PROBLEM STATEMENT:
Go through the material and write it all out exactly, minus the pictures.

Items from a data source
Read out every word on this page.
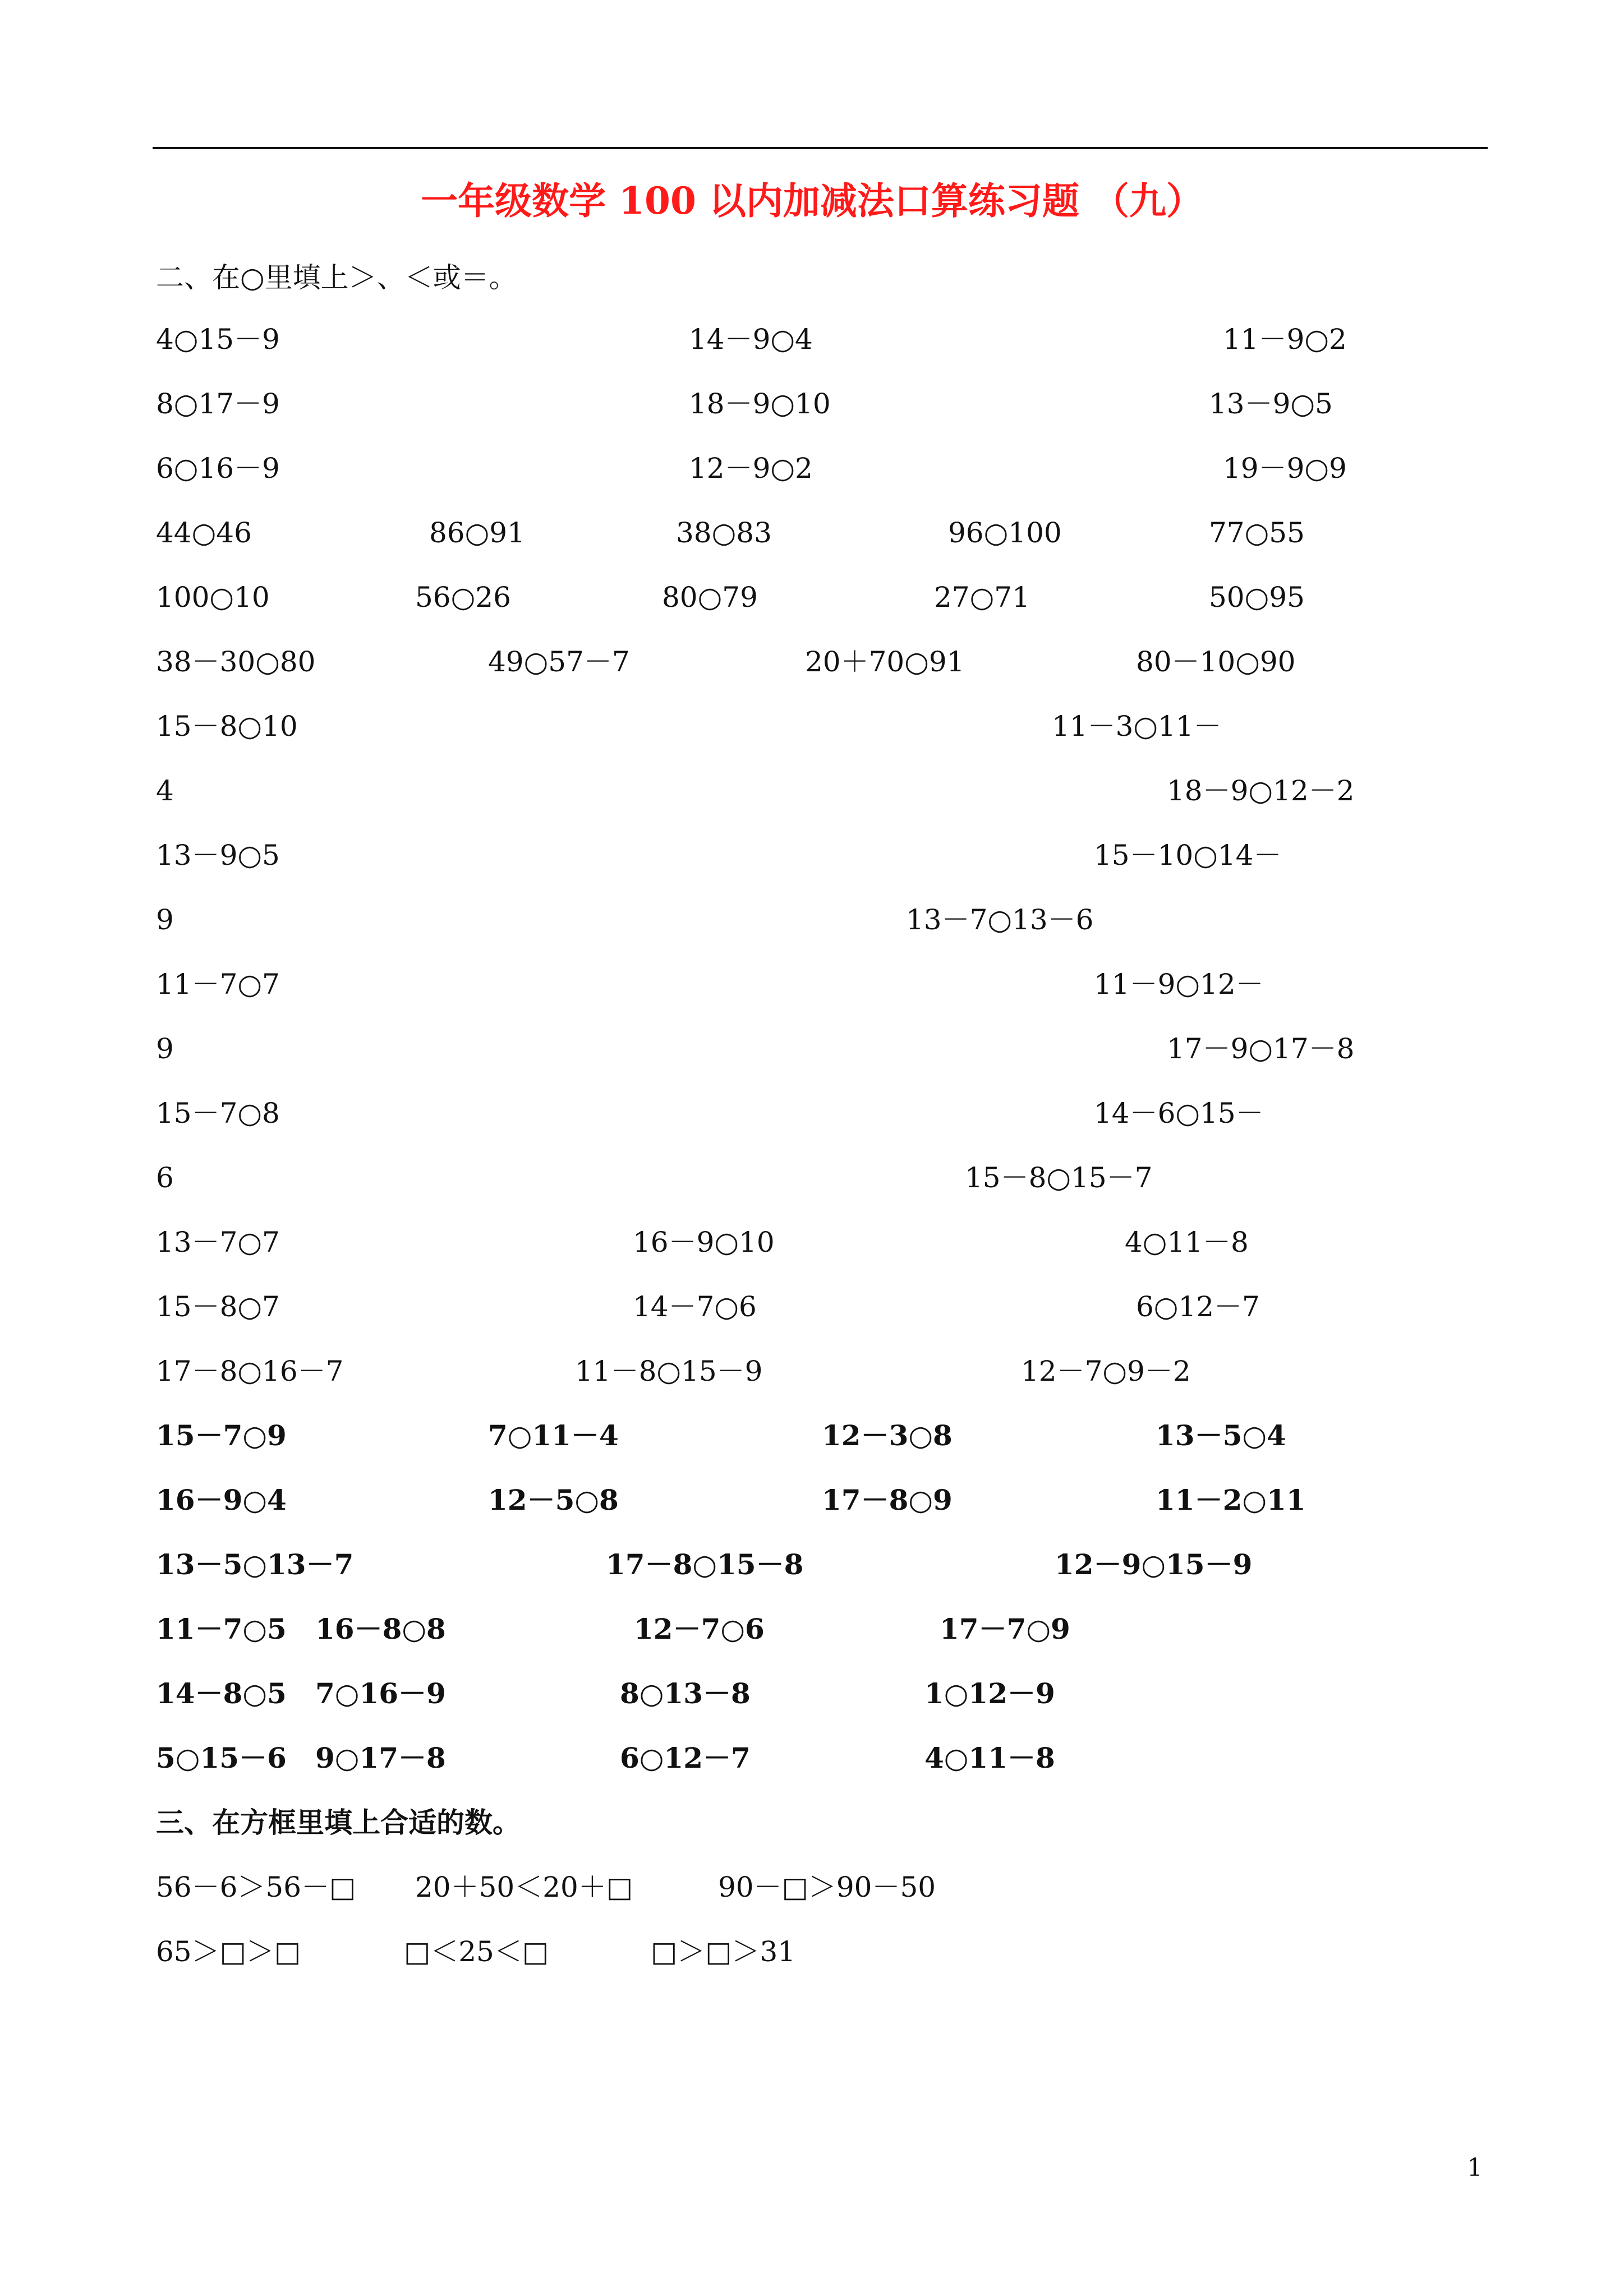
一年级数学 100 以内加减法口算练习题 （九）
二、在○里填上＞、＜或＝。
4○15－9	14－9○4	11－9○2
8○17－9	18－9○10	13－9○5
6○16－9	12－9○2	19－9○9
44○46	86○91	38○83	96○100	77○55
100○10	56○26	80○79	27○71	50○95
38－30○80	49○57－7	20＋70○91	80－10○90
15－8○10	11－3○11－
4	18－9○12－2
13－9○5	15－10○14－
9	13－7○13－6
11－7○7	11－9○12－
9	17－9○17－8
15－7○8	14－6○15－
6	15－8○15－7
13－7○7	16－9○10	4○11－8
15－8○7	14－7○6	6○12－7
17－8○16－7	11－8○15－9	12－7○9－2
15－7○9	7○11－4	12－3○8	13－5○4
16－9○4	12－5○8	17－8○9	11－2○11
13－5○13－7	17－8○15－8	12－9○15－9
11－7○5 16－8○8	12－7○6	17－7○9
14－8○5 7○16－9	8○13－8	1○12－9
5○15－6 9○17－8	6○12－7	4○11－8
三、在方框里填上合适的数。
56－6＞56－□ 20＋50＜20＋□	90－□＞90－50
65＞□＞□	□＜25＜□	□＞□＞31
1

FULL ANSWER:
Read out every word on this page.
一年级数学 100 以内加减法口算练习题 （九）
二、在○里填上＞、＜或＝。
4○15－9	14－9○4	11－9○2
8○17－9	18－9○10	13－9○5
6○16－9	12－9○2	19－9○9
44○46	86○91	38○83	96○100	77○55
100○10	56○26	80○79	27○71	50○95
38－30○80	49○57－7	20＋70○91	80－10○90
15－8○10	11－3○11－
4	18－9○12－2
13－9○5	15－10○14－
9	13－7○13－6
11－7○7	11－9○12－
9	17－9○17－8
15－7○8	14－6○15－
6	15－8○15－7
13－7○7	16－9○10	4○11－8
15－8○7	14－7○6	6○12－7
17－8○16－7	11－8○15－9	12－7○9－2
15－7○9	7○11－4	12－3○8	13－5○4
16－9○4	12－5○8	17－8○9	11－2○11
13－5○13－7	17－8○15－8	12－9○15－9
11－7○5 16－8○8	12－7○6	17－7○9
14－8○5 7○16－9	8○13－8	1○12－9
5○15－6 9○17－8	6○12－7	4○11－8
三、在方框里填上合适的数。
56－6＞56－□ 20＋50＜20＋□	90－□＞90－50
65＞□＞□	□＜25＜□	□＞□＞31
1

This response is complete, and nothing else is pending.